## Start
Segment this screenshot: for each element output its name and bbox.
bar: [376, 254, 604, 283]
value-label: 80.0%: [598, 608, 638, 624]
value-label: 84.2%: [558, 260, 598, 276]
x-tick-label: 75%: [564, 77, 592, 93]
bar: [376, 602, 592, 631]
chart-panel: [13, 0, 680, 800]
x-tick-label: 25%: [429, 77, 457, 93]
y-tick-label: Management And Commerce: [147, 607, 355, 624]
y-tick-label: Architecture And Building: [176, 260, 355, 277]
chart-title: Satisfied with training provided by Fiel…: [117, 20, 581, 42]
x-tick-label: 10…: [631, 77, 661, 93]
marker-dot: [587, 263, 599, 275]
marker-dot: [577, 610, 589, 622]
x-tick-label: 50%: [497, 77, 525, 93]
## End
■ TASK DETAILS:
Render the lines of the records as a numbered list, leaving out any blank lines.

■ THE SOLUTION:
1. Segment this screenshot: for each element output its name and bbox.
2. bar: [376, 254, 604, 283]
3. value-label: 80.0%: [598, 608, 638, 624]
4. value-label: 84.2%: [558, 260, 598, 276]
5. x-tick-label: 75%: [564, 77, 592, 93]
6. bar: [376, 602, 592, 631]
7. chart-panel: [13, 0, 680, 800]
8. x-tick-label: 25%: [429, 77, 457, 93]
9. y-tick-label: Management And Commerce: [147, 607, 355, 624]
10. y-tick-label: Architecture And Building: [176, 260, 355, 277]
11. chart-title: Satisfied with training provided by Fiel…: [117, 20, 581, 42]
12. x-tick-label: 10…: [631, 77, 661, 93]
13. marker-dot: [587, 263, 599, 275]
14. marker-dot: [577, 610, 589, 622]
15. x-tick-label: 50%: [497, 77, 525, 93]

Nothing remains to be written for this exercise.